[Dataset items]
***
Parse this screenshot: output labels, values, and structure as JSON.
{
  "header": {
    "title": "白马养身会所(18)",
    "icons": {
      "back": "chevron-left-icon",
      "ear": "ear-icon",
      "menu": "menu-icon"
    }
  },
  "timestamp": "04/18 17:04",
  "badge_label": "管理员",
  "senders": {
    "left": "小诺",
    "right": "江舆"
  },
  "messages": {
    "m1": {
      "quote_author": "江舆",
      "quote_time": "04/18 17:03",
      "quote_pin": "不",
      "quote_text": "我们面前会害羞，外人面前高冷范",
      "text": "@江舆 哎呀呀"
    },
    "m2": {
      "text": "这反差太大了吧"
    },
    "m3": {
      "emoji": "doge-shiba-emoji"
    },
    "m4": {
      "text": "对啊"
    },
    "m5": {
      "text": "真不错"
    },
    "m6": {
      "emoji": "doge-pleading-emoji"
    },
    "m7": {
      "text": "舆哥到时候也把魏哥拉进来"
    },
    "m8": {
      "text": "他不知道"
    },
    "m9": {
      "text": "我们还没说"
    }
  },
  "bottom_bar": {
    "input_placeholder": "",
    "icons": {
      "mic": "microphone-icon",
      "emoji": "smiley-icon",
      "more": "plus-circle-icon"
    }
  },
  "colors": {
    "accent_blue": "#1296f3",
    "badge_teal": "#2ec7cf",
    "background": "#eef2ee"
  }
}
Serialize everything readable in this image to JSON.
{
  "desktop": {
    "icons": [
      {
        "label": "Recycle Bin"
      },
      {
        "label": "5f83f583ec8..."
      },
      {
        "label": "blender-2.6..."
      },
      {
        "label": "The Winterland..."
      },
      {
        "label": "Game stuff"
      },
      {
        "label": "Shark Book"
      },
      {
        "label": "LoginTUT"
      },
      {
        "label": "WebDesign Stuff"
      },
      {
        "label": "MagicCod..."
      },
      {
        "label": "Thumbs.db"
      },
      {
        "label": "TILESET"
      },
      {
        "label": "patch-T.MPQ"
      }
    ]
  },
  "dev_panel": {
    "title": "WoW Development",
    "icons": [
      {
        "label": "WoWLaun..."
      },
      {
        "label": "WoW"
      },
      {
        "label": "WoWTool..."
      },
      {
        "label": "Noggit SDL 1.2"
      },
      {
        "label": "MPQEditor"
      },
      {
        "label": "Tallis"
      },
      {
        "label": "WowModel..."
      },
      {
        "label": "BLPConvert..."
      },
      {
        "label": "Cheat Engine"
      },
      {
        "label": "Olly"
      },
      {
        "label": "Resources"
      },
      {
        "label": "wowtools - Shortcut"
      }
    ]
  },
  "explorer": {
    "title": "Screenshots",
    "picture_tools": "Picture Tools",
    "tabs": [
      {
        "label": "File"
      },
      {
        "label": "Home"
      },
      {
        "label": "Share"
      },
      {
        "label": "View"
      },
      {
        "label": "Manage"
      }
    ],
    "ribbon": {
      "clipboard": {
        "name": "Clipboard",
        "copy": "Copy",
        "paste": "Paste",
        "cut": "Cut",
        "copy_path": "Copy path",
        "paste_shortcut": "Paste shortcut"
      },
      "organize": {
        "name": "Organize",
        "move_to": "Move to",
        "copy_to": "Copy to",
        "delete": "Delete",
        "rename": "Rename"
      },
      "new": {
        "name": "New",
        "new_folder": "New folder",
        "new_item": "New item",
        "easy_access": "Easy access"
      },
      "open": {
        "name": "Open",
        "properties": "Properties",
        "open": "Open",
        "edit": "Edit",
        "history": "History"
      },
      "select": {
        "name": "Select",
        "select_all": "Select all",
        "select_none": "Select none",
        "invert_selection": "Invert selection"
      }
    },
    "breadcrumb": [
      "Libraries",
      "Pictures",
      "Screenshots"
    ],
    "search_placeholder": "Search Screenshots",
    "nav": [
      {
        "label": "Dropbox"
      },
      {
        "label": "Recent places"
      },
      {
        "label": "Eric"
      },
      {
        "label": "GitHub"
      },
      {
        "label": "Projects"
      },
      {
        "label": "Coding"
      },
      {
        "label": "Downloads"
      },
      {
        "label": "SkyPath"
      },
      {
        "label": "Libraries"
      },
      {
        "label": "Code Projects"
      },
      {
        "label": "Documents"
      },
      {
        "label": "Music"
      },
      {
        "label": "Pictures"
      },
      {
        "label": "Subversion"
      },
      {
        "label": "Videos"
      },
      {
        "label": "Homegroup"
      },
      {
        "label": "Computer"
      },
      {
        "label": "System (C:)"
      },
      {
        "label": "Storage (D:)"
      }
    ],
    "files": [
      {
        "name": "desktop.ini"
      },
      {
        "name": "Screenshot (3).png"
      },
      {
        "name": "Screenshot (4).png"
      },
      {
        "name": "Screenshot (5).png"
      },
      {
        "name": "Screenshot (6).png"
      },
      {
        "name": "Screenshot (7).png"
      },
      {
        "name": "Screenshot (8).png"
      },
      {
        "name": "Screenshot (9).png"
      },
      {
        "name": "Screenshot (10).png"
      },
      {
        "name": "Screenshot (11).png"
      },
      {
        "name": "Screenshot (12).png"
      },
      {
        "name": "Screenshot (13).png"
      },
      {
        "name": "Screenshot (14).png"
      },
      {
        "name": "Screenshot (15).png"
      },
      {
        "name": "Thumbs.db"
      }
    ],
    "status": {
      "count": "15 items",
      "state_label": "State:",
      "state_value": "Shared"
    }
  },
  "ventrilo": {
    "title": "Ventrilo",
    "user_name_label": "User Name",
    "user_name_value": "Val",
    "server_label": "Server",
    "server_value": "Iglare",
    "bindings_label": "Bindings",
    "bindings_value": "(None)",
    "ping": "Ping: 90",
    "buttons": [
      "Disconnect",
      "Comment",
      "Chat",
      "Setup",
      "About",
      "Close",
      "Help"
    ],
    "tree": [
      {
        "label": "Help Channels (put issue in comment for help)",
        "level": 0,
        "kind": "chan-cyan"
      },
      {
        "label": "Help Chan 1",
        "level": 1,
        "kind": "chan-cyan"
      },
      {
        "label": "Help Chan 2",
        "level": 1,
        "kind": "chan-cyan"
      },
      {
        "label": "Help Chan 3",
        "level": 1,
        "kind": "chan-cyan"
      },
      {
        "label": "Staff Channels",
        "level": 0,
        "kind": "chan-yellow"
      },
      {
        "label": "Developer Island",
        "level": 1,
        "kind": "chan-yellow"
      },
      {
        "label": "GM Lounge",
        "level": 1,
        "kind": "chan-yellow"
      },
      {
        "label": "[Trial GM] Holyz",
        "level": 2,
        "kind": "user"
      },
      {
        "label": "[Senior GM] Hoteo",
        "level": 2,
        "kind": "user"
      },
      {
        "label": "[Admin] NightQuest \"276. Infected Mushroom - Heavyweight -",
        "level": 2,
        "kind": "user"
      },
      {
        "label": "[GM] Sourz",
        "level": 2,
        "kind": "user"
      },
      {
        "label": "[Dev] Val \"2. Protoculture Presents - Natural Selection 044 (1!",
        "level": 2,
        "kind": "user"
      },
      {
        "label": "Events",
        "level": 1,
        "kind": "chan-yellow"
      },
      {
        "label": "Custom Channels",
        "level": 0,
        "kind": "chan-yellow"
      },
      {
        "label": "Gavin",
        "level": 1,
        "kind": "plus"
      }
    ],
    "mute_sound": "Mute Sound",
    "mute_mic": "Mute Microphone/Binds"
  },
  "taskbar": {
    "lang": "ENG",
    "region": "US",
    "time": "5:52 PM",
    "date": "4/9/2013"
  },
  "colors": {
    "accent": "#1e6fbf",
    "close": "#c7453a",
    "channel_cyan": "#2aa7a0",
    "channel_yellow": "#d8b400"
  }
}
***
[YOUR GOAL]: Repeat the listing in full, keeping every line exactly as it is.

[RESPONSE TO THIS TASK]:
Parse this screenshot: output labels, values, and structure as JSON.
{
  "header": {
    "title": "白马养身会所(18)",
    "icons": {
      "back": "chevron-left-icon",
      "ear": "ear-icon",
      "menu": "menu-icon"
    }
  },
  "timestamp": "04/18 17:04",
  "badge_label": "管理员",
  "senders": {
    "left": "小诺",
    "right": "江舆"
  },
  "messages": {
    "m1": {
      "quote_author": "江舆",
      "quote_time": "04/18 17:03",
      "quote_pin": "不",
      "quote_text": "我们面前会害羞，外人面前高冷范",
      "text": "@江舆 哎呀呀"
    },
    "m2": {
      "text": "这反差太大了吧"
    },
    "m3": {
      "emoji": "doge-shiba-emoji"
    },
    "m4": {
      "text": "对啊"
    },
    "m5": {
      "text": "真不错"
    },
    "m6": {
      "emoji": "doge-pleading-emoji"
    },
    "m7": {
      "text": "舆哥到时候也把魏哥拉进来"
    },
    "m8": {
      "text": "他不知道"
    },
    "m9": {
      "text": "我们还没说"
    }
  },
  "bottom_bar": {
    "input_placeholder": "",
    "icons": {
      "mic": "microphone-icon",
      "emoji": "smiley-icon",
      "more": "plus-circle-icon"
    }
  },
  "colors": {
    "accent_blue": "#1296f3",
    "badge_teal": "#2ec7cf",
    "background": "#eef2ee"
  }
}
Serialize everything readable in this image to JSON.
{
  "desktop": {
    "icons": [
      {
        "label": "Recycle Bin"
      },
      {
        "label": "5f83f583ec8..."
      },
      {
        "label": "blender-2.6..."
      },
      {
        "label": "The Winterland..."
      },
      {
        "label": "Game stuff"
      },
      {
        "label": "Shark Book"
      },
      {
        "label": "LoginTUT"
      },
      {
        "label": "WebDesign Stuff"
      },
      {
        "label": "MagicCod..."
      },
      {
        "label": "Thumbs.db"
      },
      {
        "label": "TILESET"
      },
      {
        "label": "patch-T.MPQ"
      }
    ]
  },
  "dev_panel": {
    "title": "WoW Development",
    "icons": [
      {
        "label": "WoWLaun..."
      },
      {
        "label": "WoW"
      },
      {
        "label": "WoWTool..."
      },
      {
        "label": "Noggit SDL 1.2"
      },
      {
        "label": "MPQEditor"
      },
      {
        "label": "Tallis"
      },
      {
        "label": "WowModel..."
      },
      {
        "label": "BLPConvert..."
      },
      {
        "label": "Cheat Engine"
      },
      {
        "label": "Olly"
      },
      {
        "label": "Resources"
      },
      {
        "label": "wowtools - Shortcut"
      }
    ]
  },
  "explorer": {
    "title": "Screenshots",
    "picture_tools": "Picture Tools",
    "tabs": [
      {
        "label": "File"
      },
      {
        "label": "Home"
      },
      {
        "label": "Share"
      },
      {
        "label": "View"
      },
      {
        "label": "Manage"
      }
    ],
    "ribbon": {
      "clipboard": {
        "name": "Clipboard",
        "copy": "Copy",
        "paste": "Paste",
        "cut": "Cut",
        "copy_path": "Copy path",
        "paste_shortcut": "Paste shortcut"
      },
      "organize": {
        "name": "Organize",
        "move_to": "Move to",
        "copy_to": "Copy to",
        "delete": "Delete",
        "rename": "Rename"
      },
      "new": {
        "name": "New",
        "new_folder": "New folder",
        "new_item": "New item",
        "easy_access": "Easy access"
      },
      "open": {
        "name": "Open",
        "properties": "Properties",
        "open": "Open",
        "edit": "Edit",
        "history": "History"
      },
      "select": {
        "name": "Select",
        "select_all": "Select all",
        "select_none": "Select none",
        "invert_selection": "Invert selection"
      }
    },
    "breadcrumb": [
      "Libraries",
      "Pictures",
      "Screenshots"
    ],
    "search_placeholder": "Search Screenshots",
    "nav": [
      {
        "label": "Dropbox"
      },
      {
        "label": "Recent places"
      },
      {
        "label": "Eric"
      },
      {
        "label": "GitHub"
      },
      {
        "label": "Projects"
      },
      {
        "label": "Coding"
      },
      {
        "label": "Downloads"
      },
      {
        "label": "SkyPath"
      },
      {
        "label": "Libraries"
      },
      {
        "label": "Code Projects"
      },
      {
        "label": "Documents"
      },
      {
        "label": "Music"
      },
      {
        "label": "Pictures"
      },
      {
        "label": "Subversion"
      },
      {
        "label": "Videos"
      },
      {
        "label": "Homegroup"
      },
      {
        "label": "Computer"
      },
      {
        "label": "System (C:)"
      },
      {
        "label": "Storage (D:)"
      }
    ],
    "files": [
      {
        "name": "desktop.ini"
      },
      {
        "name": "Screenshot (3).png"
      },
      {
        "name": "Screenshot (4).png"
      },
      {
        "name": "Screenshot (5).png"
      },
      {
        "name": "Screenshot (6).png"
      },
      {
        "name": "Screenshot (7).png"
      },
      {
        "name": "Screenshot (8).png"
      },
      {
        "name": "Screenshot (9).png"
      },
      {
        "name": "Screenshot (10).png"
      },
      {
        "name": "Screenshot (11).png"
      },
      {
        "name": "Screenshot (12).png"
      },
      {
        "name": "Screenshot (13).png"
      },
      {
        "name": "Screenshot (14).png"
      },
      {
        "name": "Screenshot (15).png"
      },
      {
        "name": "Thumbs.db"
      }
    ],
    "status": {
      "count": "15 items",
      "state_label": "State:",
      "state_value": "Shared"
    }
  },
  "ventrilo": {
    "title": "Ventrilo",
    "user_name_label": "User Name",
    "user_name_value": "Val",
    "server_label": "Server",
    "server_value": "Iglare",
    "bindings_label": "Bindings",
    "bindings_value": "(None)",
    "ping": "Ping: 90",
    "buttons": [
      "Disconnect",
      "Comment",
      "Chat",
      "Setup",
      "About",
      "Close",
      "Help"
    ],
    "tree": [
      {
        "label": "Help Channels (put issue in comment for help)",
        "level": 0,
        "kind": "chan-cyan"
      },
      {
        "label": "Help Chan 1",
        "level": 1,
        "kind": "chan-cyan"
      },
      {
        "label": "Help Chan 2",
        "level": 1,
        "kind": "chan-cyan"
      },
      {
        "label": "Help Chan 3",
        "level": 1,
        "kind": "chan-cyan"
      },
      {
        "label": "Staff Channels",
        "level": 0,
        "kind": "chan-yellow"
      },
      {
        "label": "Developer Island",
        "level": 1,
        "kind": "chan-yellow"
      },
      {
        "label": "GM Lounge",
        "level": 1,
        "kind": "chan-yellow"
      },
      {
        "label": "[Trial GM] Holyz",
        "level": 2,
        "kind": "user"
      },
      {
        "label": "[Senior GM] Hoteo",
        "level": 2,
        "kind": "user"
      },
      {
        "label": "[Admin] NightQuest \"276. Infected Mushroom - Heavyweight -",
        "level": 2,
        "kind": "user"
      },
      {
        "label": "[GM] Sourz",
        "level": 2,
        "kind": "user"
      },
      {
        "label": "[Dev] Val \"2. Protoculture Presents - Natural Selection 044 (1!",
        "level": 2,
        "kind": "user"
      },
      {
        "label": "Events",
        "level": 1,
        "kind": "chan-yellow"
      },
      {
        "label": "Custom Channels",
        "level": 0,
        "kind": "chan-yellow"
      },
      {
        "label": "Gavin",
        "level": 1,
        "kind": "plus"
      }
    ],
    "mute_sound": "Mute Sound",
    "mute_mic": "Mute Microphone/Binds"
  },
  "taskbar": {
    "lang": "ENG",
    "region": "US",
    "time": "5:52 PM",
    "date": "4/9/2013"
  },
  "colors": {
    "accent": "#1e6fbf",
    "close": "#c7453a",
    "channel_cyan": "#2aa7a0",
    "channel_yellow": "#d8b400"
  }
}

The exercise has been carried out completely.